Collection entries

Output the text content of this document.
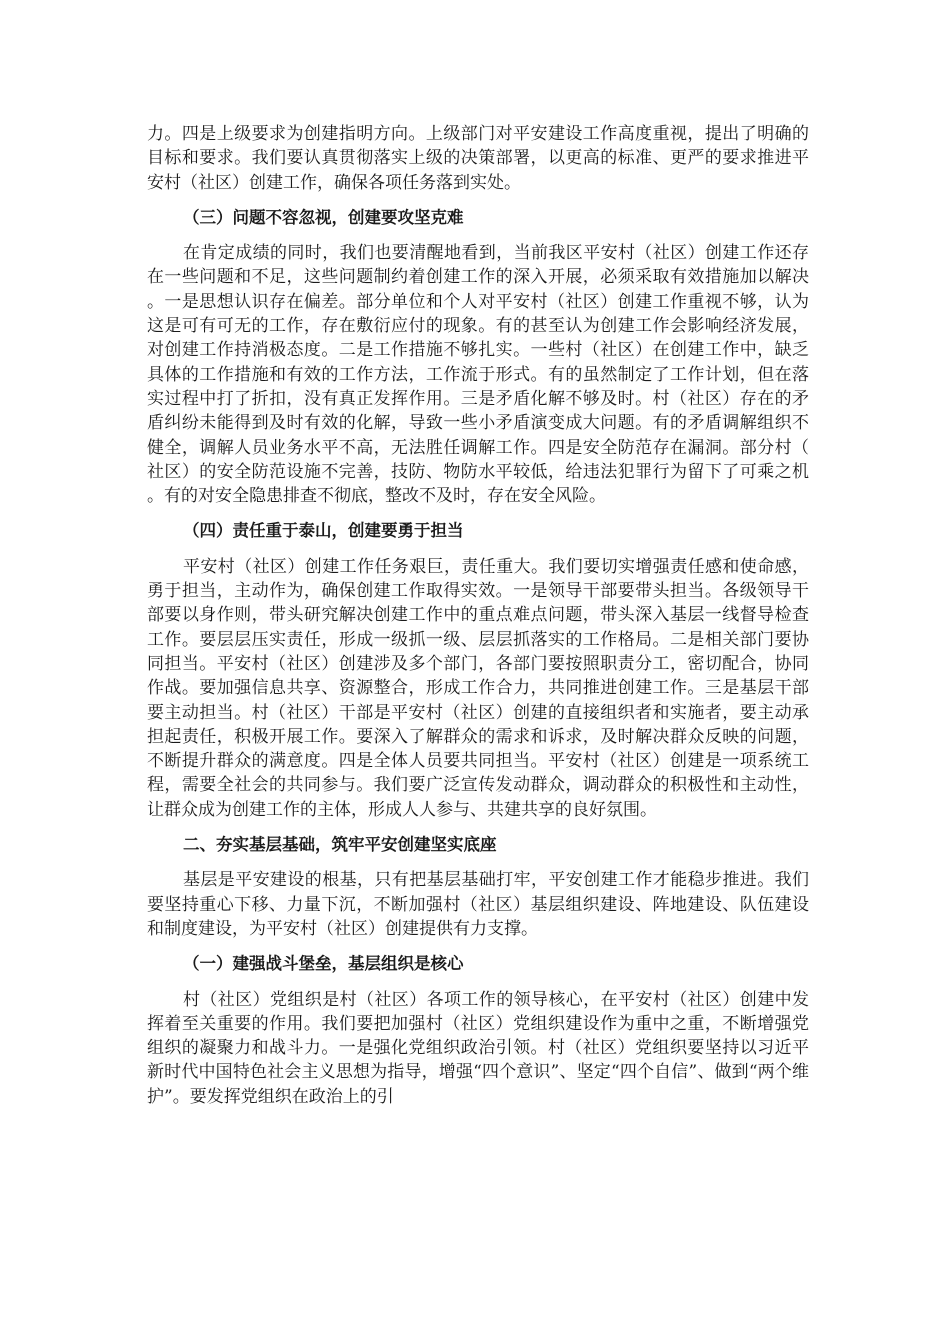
力。四是上级要求为创建指明方向。上级部门对平安建设工作高度重视，提出了明确的目标和要求。我们要认真贯彻落实上级的决策部署，以更高的标准、更严的要求推进平安村（社区）创建工作，确保各项任务落到实处。

（三）问题不容忽视，创建要攻坚克难

在肯定成绩的同时，我们也要清醒地看到，当前我区平安村（社区）创建工作还存在一些问题和不足，这些问题制约着创建工作的深入开展，必须采取有效措施加以解决。一是思想认识存在偏差。部分单位和个人对平安村（社区）创建工作重视不够，认为这是可有可无的工作，存在敷衍应付的现象。有的甚至认为创建工作会影响经济发展，对创建工作持消极态度。二是工作措施不够扎实。一些村（社区）在创建工作中，缺乏具体的工作措施和有效的工作方法，工作流于形式。有的虽然制定了工作计划，但在落实过程中打了折扣，没有真正发挥作用。三是矛盾化解不够及时。村（社区）存在的矛盾纠纷未能得到及时有效的化解，导致一些小矛盾演变成大问题。有的矛盾调解组织不健全，调解人员业务水平不高，无法胜任调解工作。四是安全防范存在漏洞。部分村（社区）的安全防范设施不完善，技防、物防水平较低，给违法犯罪行为留下了可乘之机。有的对安全隐患排查不彻底，整改不及时，存在安全风险。

（四）责任重于泰山，创建要勇于担当

平安村（社区）创建工作任务艰巨，责任重大。我们要切实增强责任感和使命感，勇于担当，主动作为，确保创建工作取得实效。一是领导干部要带头担当。各级领导干部要以身作则，带头研究解决创建工作中的重点难点问题，带头深入基层一线督导检查工作。要层层压实责任，形成一级抓一级、层层抓落实的工作格局。二是相关部门要协同担当。平安村（社区）创建涉及多个部门，各部门要按照职责分工，密切配合，协同作战。要加强信息共享、资源整合，形成工作合力，共同推进创建工作。三是基层干部要主动担当。村（社区）干部是平安村（社区）创建的直接组织者和实施者，要主动承担起责任，积极开展工作。要深入了解群众的需求和诉求，及时解决群众反映的问题，不断提升群众的满意度。四是全体人员要共同担当。平安村（社区）创建是一项系统工程，需要全社会的共同参与。我们要广泛宣传发动群众，调动群众的积极性和主动性，让群众成为创建工作的主体，形成人人参与、共建共享的良好氛围。

二、夯实基层基础，筑牢平安创建坚实底座

基层是平安建设的根基，只有把基层基础打牢，平安创建工作才能稳步推进。我们要坚持重心下移、力量下沉，不断加强村（社区）基层组织建设、阵地建设、队伍建设和制度建设，为平安村（社区）创建提供有力支撑。

（一）建强战斗堡垒，基层组织是核心

村（社区）党组织是村（社区）各项工作的领导核心，在平安村（社区）创建中发挥着至关重要的作用。我们要把加强村（社区）党组织建设作为重中之重，不断增强党组织的凝聚力和战斗力。一是强化党组织政治引领。村（社区）党组织要坚持以习近平新时代中国特色社会主义思想为指导，增强“四个意识”、坚定“四个自信”、做到“两个维护”。要发挥党组织在政治上的引
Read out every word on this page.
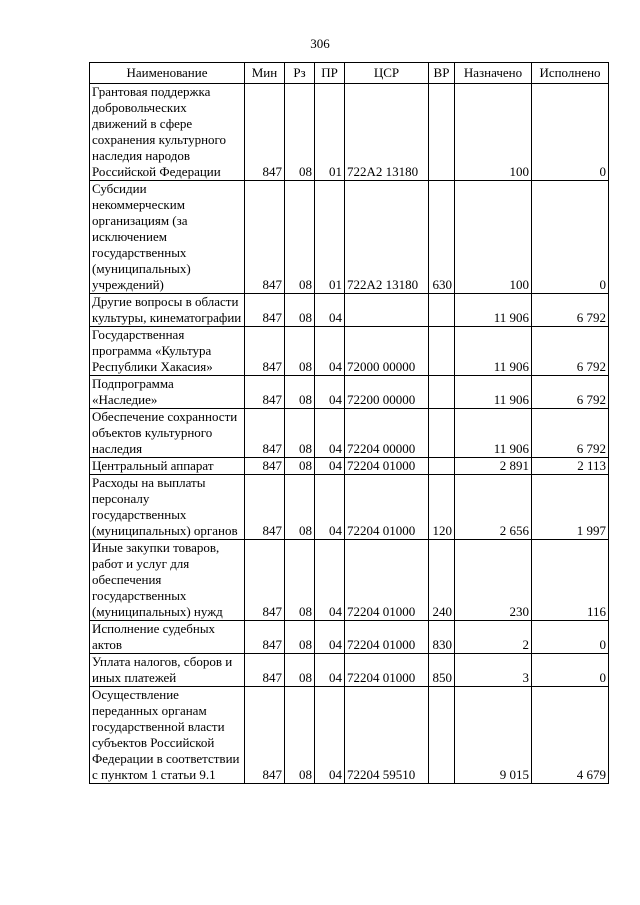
306
Наименование	Мин	Рз	ПР	ЦСР	ВР	Назначено	Исполнено
Грантовая поддержка добровольческих движений в сфере сохранения культурного наследия народов Российской Федерации	847	08	01	722A2 13180		100	0
Субсидии некоммерческим организациям (за исключением государственных (муниципальных) учреждений)	847	08	01	722A2 13180	630	100	0
Другие вопросы в области культуры, кинематографии	847	08	04			11 906	6 792
Государственная программа «Культура Республики Хакасия»	847	08	04	72000 00000		11 906	6 792
Подпрограмма «Наследие»	847	08	04	72200 00000		11 906	6 792
Обеспечение сохранности объектов культурного наследия	847	08	04	72204 00000		11 906	6 792
Центральный аппарат	847	08	04	72204 01000		2 891	2 113
Расходы на выплаты персоналу государственных (муниципальных) органов	847	08	04	72204 01000	120	2 656	1 997
Иные закупки товаров, работ и услуг для обеспечения государственных (муниципальных) нужд	847	08	04	72204 01000	240	230	116
Исполнение судебных актов	847	08	04	72204 01000	830	2	0
Уплата налогов, сборов и иных платежей	847	08	04	72204 01000	850	3	0
Осуществление переданных органам государственной власти субъектов Российской Федерации в соответствии с пунктом 1 статьи 9.1	847	08	04	72204 59510		9 015	4 679
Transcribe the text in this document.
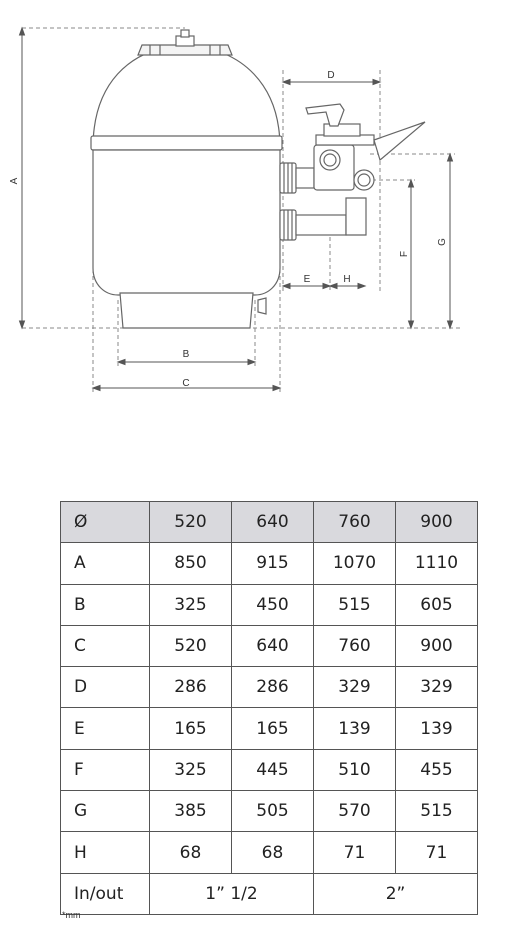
A
B
C
D
E	H
F
G
Ø	520	640	760	900
A	850	915	1070	1110
B	325	450	515	605
C	520	640	760	900
D	286	286	329	329
E	165	165	139	139
F	325	445	510	455
G	385	505	570	515
H	68	68	71	71
In/out	1” 1/2		2”	
*mm
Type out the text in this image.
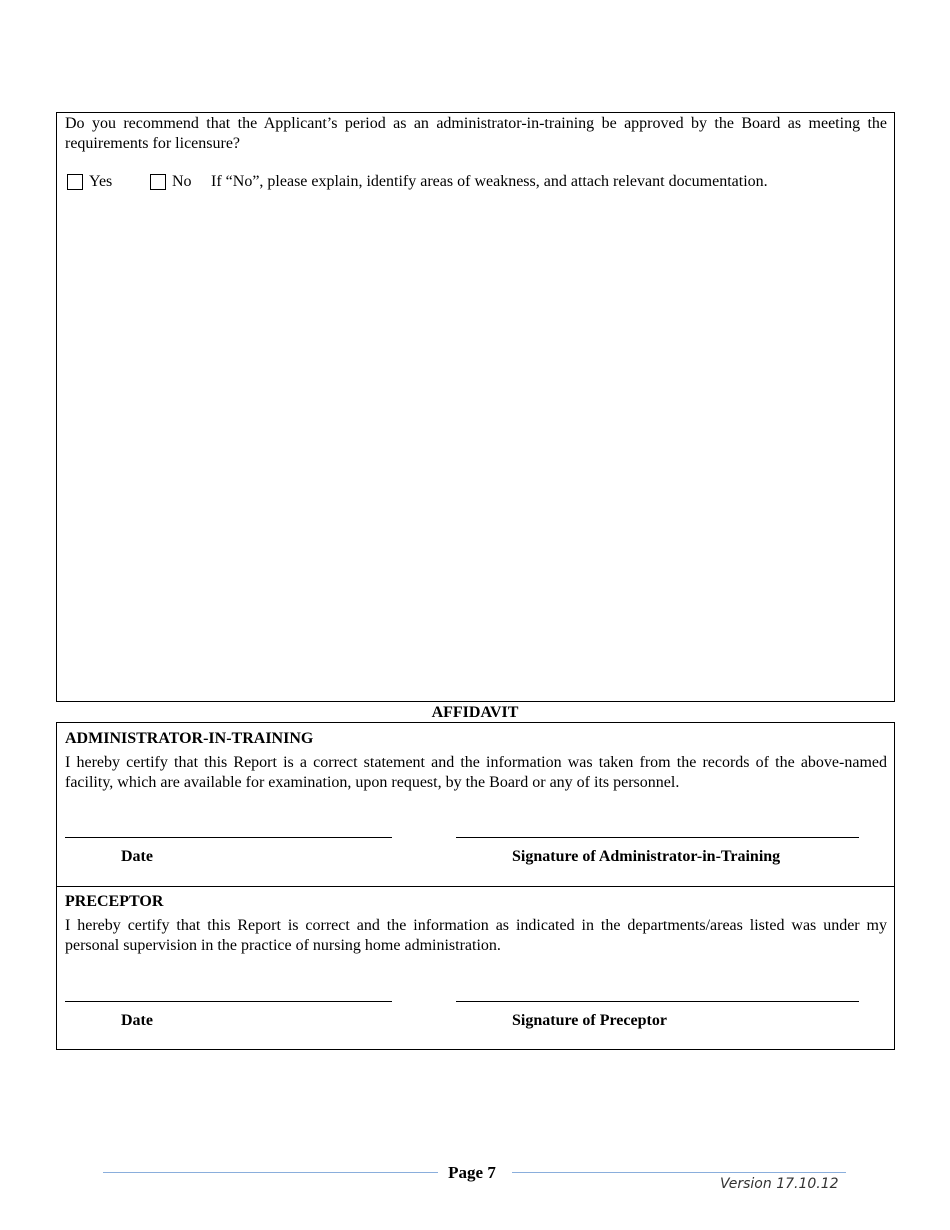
Do you recommend that the Applicant’s period as an administrator-in-training be approved by the Board as meeting the requirements for licensure?
Yes	No If “No”, please explain, identify areas of weakness, and attach relevant documentation.
AFFIDAVIT
ADMINISTRATOR-IN-TRAINING
I hereby certify that this Report is a correct statement and the information was taken from the records of the above-named facility, which are available for examination, upon request, by the Board or any of its personnel.
Date	Signature of Administrator-in-Training
PRECEPTOR
I hereby certify that this Report is correct and the information as indicated in the departments/areas listed was under my personal supervision in the practice of nursing home administration.
Date	Signature of Preceptor
Page 7
Version 17.10.12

• Work to complete
Return the listing above word for word, with the pictures removed.

• Solution to this exercise
Output the text content of this document.
力。四是上级要求为创建指明方向。上级部门对平安建设工作高度重视，提出了明确的目标和要求。我们要认真贯彻落实上级的决策部署，以更高的标准、更严的要求推进平安村（社区）创建工作，确保各项任务落到实处。

（三）问题不容忽视，创建要攻坚克难

在肯定成绩的同时，我们也要清醒地看到，当前我区平安村（社区）创建工作还存在一些问题和不足，这些问题制约着创建工作的深入开展，必须采取有效措施加以解决。一是思想认识存在偏差。部分单位和个人对平安村（社区）创建工作重视不够，认为这是可有可无的工作，存在敷衍应付的现象。有的甚至认为创建工作会影响经济发展，对创建工作持消极态度。二是工作措施不够扎实。一些村（社区）在创建工作中，缺乏具体的工作措施和有效的工作方法，工作流于形式。有的虽然制定了工作计划，但在落实过程中打了折扣，没有真正发挥作用。三是矛盾化解不够及时。村（社区）存在的矛盾纠纷未能得到及时有效的化解，导致一些小矛盾演变成大问题。有的矛盾调解组织不健全，调解人员业务水平不高，无法胜任调解工作。四是安全防范存在漏洞。部分村（社区）的安全防范设施不完善，技防、物防水平较低，给违法犯罪行为留下了可乘之机。有的对安全隐患排查不彻底，整改不及时，存在安全风险。

（四）责任重于泰山，创建要勇于担当

平安村（社区）创建工作任务艰巨，责任重大。我们要切实增强责任感和使命感，勇于担当，主动作为，确保创建工作取得实效。一是领导干部要带头担当。各级领导干部要以身作则，带头研究解决创建工作中的重点难点问题，带头深入基层一线督导检查工作。要层层压实责任，形成一级抓一级、层层抓落实的工作格局。二是相关部门要协同担当。平安村（社区）创建涉及多个部门，各部门要按照职责分工，密切配合，协同作战。要加强信息共享、资源整合，形成工作合力，共同推进创建工作。三是基层干部要主动担当。村（社区）干部是平安村（社区）创建的直接组织者和实施者，要主动承担起责任，积极开展工作。要深入了解群众的需求和诉求，及时解决群众反映的问题，不断提升群众的满意度。四是全体人员要共同担当。平安村（社区）创建是一项系统工程，需要全社会的共同参与。我们要广泛宣传发动群众，调动群众的积极性和主动性，让群众成为创建工作的主体，形成人人参与、共建共享的良好氛围。

二、夯实基层基础，筑牢平安创建坚实底座

基层是平安建设的根基，只有把基层基础打牢，平安创建工作才能稳步推进。我们要坚持重心下移、力量下沉，不断加强村（社区）基层组织建设、阵地建设、队伍建设和制度建设，为平安村（社区）创建提供有力支撑。

（一）建强战斗堡垒，基层组织是核心

村（社区）党组织是村（社区）各项工作的领导核心，在平安村（社区）创建中发挥着至关重要的作用。我们要把加强村（社区）党组织建设作为重中之重，不断增强党组织的凝聚力和战斗力。一是强化党组织政治引领。村（社区）党组织要坚持以习近平新时代中国特色社会主义思想为指导，增强“四个意识”、坚定“四个自信”、做到“两个维护”。要发挥党组织在政治上的引
Read out every word on this page.
306
Наименование	Мин	Рз	ПР	ЦСР	ВР	Назначено	Исполнено
Грантовая поддержка добровольческих движений в сфере сохранения культурного наследия народов Российской Федерации	847	08	01	722A2 13180		100	0
Субсидии некоммерческим организациям (за исключением государственных (муниципальных) учреждений)	847	08	01	722A2 13180	630	100	0
Другие вопросы в области культуры, кинематографии	847	08	04			11 906	6 792
Государственная программа «Культура Республики Хакасия»	847	08	04	72000 00000		11 906	6 792
Подпрограмма «Наследие»	847	08	04	72200 00000		11 906	6 792
Обеспечение сохранности объектов культурного наследия	847	08	04	72204 00000		11 906	6 792
Центральный аппарат	847	08	04	72204 01000		2 891	2 113
Расходы на выплаты персоналу государственных (муниципальных) органов	847	08	04	72204 01000	120	2 656	1 997
Иные закупки товаров, работ и услуг для обеспечения государственных (муниципальных) нужд	847	08	04	72204 01000	240	230	116
Исполнение судебных актов	847	08	04	72204 01000	830	2	0
Уплата налогов, сборов и иных платежей	847	08	04	72204 01000	850	3	0
Осуществление переданных органам государственной власти субъектов Российской Федерации в соответствии с пунктом 1 статьи 9.1	847	08	04	72204 59510		9 015	4 679
Transcribe the text in this document.
A
B
C
D
E	H
F
G
Ø	520	640	760	900
A	850	915	1070	1110
B	325	450	515	605
C	520	640	760	900
D	286	286	329	329
E	165	165	139	139
F	325	445	510	455
G	385	505	570	515
H	68	68	71	71
In/out	1” 1/2		2”	
*mm
Type out the text in this image.
Do you recommend that the Applicant’s period as an administrator-in-training be approved by the Board as meeting the requirements for licensure?
Yes	No If “No”, please explain, identify areas of weakness, and attach relevant documentation.
AFFIDAVIT
ADMINISTRATOR-IN-TRAINING
I hereby certify that this Report is a correct statement and the information was taken from the records of the above-named facility, which are available for examination, upon request, by the Board or any of its personnel.
Date	Signature of Administrator-in-Training
PRECEPTOR
I hereby certify that this Report is correct and the information as indicated in the departments/areas listed was under my personal supervision in the practice of nursing home administration.
Date	Signature of Preceptor
Page 7
Version 17.10.12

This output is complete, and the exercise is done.